┌─ Data supplied

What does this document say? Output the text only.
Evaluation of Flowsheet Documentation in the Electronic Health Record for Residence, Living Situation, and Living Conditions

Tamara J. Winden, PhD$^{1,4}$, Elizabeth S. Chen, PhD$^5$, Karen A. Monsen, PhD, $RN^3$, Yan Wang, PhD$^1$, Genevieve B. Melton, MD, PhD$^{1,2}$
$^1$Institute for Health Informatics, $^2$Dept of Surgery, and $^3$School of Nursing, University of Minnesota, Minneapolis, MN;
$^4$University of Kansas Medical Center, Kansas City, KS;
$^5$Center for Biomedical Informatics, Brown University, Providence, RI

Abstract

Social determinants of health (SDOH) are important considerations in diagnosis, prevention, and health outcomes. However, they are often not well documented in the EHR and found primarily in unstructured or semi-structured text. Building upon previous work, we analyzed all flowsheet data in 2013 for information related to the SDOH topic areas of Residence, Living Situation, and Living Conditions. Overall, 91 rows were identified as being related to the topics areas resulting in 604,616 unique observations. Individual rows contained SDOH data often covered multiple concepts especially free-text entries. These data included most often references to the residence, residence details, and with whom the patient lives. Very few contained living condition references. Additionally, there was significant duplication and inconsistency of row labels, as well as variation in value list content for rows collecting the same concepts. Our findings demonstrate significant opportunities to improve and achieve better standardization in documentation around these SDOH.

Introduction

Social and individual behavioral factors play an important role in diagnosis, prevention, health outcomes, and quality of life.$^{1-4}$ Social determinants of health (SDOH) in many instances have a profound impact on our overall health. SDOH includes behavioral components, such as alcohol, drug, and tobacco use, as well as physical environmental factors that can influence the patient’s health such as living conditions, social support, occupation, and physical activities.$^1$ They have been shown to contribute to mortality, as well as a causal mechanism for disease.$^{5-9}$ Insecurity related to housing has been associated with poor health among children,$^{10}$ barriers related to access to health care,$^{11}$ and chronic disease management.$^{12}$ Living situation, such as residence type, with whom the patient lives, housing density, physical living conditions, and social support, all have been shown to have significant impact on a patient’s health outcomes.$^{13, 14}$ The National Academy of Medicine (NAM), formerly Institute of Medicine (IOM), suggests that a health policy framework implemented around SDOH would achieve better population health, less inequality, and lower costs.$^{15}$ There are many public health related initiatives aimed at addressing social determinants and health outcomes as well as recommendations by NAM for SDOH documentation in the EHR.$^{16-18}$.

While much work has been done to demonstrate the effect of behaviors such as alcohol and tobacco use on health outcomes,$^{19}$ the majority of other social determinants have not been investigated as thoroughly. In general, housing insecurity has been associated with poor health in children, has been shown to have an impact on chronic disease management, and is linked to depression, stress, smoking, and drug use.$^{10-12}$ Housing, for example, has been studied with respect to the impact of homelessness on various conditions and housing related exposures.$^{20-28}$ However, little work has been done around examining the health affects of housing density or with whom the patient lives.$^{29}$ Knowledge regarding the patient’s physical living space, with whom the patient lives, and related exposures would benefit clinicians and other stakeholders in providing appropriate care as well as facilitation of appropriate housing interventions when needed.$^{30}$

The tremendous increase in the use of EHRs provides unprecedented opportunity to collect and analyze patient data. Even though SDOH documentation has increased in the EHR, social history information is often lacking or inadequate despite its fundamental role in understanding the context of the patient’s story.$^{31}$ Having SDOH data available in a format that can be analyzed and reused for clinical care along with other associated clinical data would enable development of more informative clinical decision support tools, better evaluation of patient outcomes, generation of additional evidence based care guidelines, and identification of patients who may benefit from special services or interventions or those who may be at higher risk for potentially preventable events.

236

└─
┌─ Data supplied

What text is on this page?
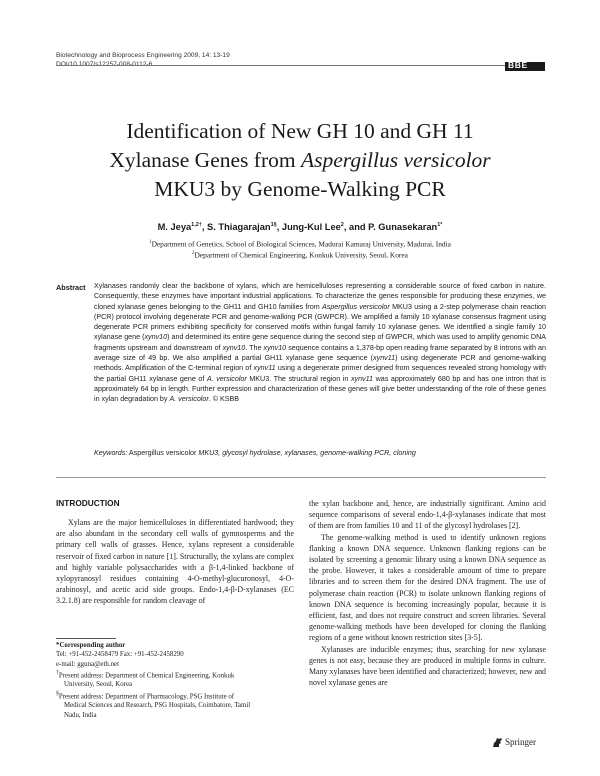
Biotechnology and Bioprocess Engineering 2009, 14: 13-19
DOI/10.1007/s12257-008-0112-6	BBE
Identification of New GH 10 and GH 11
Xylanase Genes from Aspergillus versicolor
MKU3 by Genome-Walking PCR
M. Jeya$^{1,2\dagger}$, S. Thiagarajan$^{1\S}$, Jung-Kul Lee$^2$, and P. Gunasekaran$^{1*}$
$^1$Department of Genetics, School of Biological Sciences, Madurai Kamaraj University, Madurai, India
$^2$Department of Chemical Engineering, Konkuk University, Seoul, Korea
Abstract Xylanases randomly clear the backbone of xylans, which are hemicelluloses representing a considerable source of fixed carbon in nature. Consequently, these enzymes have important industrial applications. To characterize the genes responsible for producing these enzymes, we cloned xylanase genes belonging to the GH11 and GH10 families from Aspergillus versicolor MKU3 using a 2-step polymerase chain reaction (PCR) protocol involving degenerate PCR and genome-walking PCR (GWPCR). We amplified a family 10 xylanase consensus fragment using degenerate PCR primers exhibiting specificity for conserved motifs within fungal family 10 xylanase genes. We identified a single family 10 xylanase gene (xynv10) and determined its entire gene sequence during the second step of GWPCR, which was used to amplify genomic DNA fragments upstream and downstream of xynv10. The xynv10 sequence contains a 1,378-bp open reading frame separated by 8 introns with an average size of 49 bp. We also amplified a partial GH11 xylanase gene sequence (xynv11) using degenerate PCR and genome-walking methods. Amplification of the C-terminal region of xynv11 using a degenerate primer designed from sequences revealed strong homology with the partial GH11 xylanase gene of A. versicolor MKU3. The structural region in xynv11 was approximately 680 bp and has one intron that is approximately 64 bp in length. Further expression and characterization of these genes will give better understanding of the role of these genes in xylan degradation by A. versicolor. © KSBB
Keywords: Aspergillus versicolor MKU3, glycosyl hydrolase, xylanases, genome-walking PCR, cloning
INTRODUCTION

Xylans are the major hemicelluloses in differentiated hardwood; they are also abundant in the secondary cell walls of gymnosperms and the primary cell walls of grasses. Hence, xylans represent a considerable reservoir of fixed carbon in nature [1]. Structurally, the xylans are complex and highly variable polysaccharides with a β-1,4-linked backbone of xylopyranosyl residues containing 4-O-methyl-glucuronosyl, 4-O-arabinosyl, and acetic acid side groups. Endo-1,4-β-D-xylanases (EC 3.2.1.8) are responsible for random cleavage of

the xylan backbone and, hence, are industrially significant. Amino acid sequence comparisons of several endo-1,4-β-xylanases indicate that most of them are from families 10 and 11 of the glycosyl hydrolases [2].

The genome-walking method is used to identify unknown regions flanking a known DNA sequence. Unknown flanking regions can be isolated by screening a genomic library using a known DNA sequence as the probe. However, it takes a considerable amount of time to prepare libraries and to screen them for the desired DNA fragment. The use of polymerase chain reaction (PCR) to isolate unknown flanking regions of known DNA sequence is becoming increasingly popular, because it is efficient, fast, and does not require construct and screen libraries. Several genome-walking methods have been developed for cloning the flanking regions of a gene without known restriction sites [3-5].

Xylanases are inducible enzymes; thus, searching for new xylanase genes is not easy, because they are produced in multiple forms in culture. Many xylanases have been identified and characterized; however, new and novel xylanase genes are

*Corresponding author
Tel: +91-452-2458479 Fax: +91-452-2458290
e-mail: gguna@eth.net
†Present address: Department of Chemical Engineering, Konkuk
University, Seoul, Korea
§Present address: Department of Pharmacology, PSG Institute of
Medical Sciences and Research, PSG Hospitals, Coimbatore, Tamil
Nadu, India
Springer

└─
┌─ Data supplied

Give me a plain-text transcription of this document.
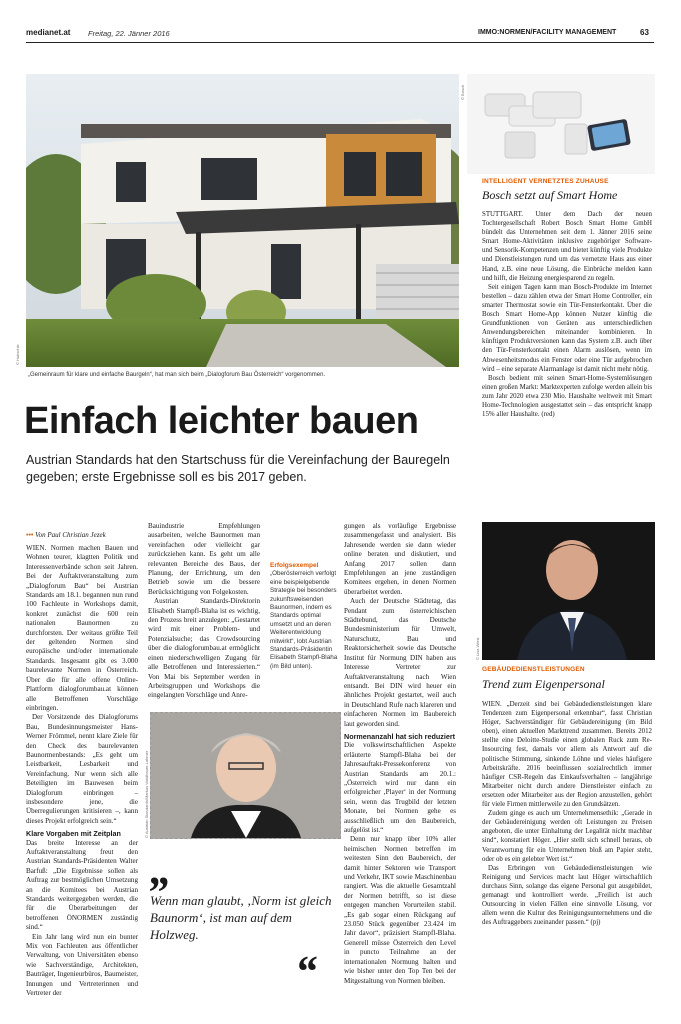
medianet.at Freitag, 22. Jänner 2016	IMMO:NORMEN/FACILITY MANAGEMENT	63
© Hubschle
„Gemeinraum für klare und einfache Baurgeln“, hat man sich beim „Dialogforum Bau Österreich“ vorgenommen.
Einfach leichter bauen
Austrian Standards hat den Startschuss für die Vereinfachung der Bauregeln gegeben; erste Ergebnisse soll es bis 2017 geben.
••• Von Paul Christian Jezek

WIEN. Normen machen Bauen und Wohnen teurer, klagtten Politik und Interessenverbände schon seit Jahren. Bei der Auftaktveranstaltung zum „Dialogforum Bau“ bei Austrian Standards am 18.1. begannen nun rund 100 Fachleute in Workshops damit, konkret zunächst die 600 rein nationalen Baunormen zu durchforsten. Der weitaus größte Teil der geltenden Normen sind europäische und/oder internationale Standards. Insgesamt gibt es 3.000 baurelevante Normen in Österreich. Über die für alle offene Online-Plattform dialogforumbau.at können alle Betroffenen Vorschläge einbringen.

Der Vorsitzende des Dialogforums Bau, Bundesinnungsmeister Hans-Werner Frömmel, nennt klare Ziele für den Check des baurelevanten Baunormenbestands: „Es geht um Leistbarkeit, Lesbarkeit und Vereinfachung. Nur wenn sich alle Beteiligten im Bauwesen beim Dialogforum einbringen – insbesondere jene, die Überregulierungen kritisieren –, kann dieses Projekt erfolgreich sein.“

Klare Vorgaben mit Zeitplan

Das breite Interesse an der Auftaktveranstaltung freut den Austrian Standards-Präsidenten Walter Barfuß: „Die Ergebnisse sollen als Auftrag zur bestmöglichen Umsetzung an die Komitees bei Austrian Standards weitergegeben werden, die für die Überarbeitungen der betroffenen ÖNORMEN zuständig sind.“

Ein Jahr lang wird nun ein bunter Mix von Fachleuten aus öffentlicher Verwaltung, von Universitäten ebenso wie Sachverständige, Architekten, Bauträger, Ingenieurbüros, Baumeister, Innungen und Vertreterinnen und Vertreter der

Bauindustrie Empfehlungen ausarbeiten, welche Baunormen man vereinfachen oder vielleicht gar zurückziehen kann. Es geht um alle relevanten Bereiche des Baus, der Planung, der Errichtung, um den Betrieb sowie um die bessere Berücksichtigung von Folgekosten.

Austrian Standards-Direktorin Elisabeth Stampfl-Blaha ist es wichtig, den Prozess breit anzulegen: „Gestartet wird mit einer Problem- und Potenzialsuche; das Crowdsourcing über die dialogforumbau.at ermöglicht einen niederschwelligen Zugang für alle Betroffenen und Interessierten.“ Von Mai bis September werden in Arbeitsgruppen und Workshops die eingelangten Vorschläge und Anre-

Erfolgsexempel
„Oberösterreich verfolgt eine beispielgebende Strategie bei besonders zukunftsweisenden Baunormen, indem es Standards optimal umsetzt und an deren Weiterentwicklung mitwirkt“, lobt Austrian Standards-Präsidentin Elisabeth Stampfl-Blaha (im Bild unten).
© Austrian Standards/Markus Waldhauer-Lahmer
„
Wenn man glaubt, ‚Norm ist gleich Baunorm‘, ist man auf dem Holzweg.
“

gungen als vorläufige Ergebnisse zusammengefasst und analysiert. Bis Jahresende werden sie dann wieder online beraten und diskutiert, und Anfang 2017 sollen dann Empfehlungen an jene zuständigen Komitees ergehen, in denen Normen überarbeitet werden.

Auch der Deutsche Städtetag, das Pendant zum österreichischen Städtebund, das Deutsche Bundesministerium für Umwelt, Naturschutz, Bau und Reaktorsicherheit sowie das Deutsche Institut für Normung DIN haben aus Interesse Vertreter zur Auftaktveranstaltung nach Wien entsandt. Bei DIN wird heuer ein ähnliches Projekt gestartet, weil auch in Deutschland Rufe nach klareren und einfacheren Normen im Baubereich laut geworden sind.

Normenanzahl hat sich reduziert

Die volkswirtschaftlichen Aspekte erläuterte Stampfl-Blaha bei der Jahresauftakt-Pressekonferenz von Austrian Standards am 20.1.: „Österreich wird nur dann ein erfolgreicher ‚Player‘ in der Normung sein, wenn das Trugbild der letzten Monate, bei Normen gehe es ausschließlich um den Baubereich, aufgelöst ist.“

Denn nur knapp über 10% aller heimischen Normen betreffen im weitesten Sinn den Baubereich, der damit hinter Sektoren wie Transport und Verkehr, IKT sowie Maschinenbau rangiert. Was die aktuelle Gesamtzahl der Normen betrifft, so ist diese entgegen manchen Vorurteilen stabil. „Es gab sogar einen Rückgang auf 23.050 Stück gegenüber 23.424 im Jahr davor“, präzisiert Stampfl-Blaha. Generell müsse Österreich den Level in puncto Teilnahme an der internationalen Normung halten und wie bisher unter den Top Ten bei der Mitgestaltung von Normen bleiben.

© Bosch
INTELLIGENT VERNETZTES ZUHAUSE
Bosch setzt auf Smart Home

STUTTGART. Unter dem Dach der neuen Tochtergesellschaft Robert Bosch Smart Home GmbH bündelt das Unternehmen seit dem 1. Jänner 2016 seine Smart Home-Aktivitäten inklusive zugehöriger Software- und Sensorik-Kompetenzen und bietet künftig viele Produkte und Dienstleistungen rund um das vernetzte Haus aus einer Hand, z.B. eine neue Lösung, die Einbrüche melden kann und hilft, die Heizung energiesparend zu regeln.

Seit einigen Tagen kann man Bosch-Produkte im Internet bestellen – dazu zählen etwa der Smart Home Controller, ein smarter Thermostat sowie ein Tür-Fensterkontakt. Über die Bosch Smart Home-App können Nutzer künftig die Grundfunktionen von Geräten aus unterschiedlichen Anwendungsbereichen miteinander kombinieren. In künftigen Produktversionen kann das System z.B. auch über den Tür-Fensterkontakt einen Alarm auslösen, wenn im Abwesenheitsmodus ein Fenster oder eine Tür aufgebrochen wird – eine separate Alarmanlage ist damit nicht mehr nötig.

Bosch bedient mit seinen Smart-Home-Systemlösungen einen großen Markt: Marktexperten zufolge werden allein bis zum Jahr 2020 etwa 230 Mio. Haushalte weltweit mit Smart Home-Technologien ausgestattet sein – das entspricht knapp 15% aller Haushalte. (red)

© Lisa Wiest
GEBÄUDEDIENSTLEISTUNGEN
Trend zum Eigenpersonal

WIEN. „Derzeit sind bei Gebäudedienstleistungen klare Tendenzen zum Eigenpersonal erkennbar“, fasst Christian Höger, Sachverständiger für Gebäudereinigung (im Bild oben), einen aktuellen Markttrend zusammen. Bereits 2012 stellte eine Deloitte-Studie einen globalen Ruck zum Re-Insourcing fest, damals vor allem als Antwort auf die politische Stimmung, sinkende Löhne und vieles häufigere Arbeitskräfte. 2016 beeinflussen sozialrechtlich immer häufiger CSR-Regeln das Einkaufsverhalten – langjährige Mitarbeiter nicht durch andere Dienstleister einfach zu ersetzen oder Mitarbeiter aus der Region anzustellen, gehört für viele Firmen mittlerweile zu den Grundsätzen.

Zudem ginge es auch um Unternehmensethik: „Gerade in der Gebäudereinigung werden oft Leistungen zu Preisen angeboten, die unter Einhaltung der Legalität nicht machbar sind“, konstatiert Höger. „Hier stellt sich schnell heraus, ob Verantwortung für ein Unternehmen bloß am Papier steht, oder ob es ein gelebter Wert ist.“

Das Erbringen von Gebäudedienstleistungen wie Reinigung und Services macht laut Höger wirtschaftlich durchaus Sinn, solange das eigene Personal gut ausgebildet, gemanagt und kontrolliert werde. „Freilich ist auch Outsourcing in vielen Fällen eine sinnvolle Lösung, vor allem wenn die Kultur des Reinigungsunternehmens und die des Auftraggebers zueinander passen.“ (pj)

└─

Of all the entries above, how many lines contain "glycosyl"? Give the number alone.

2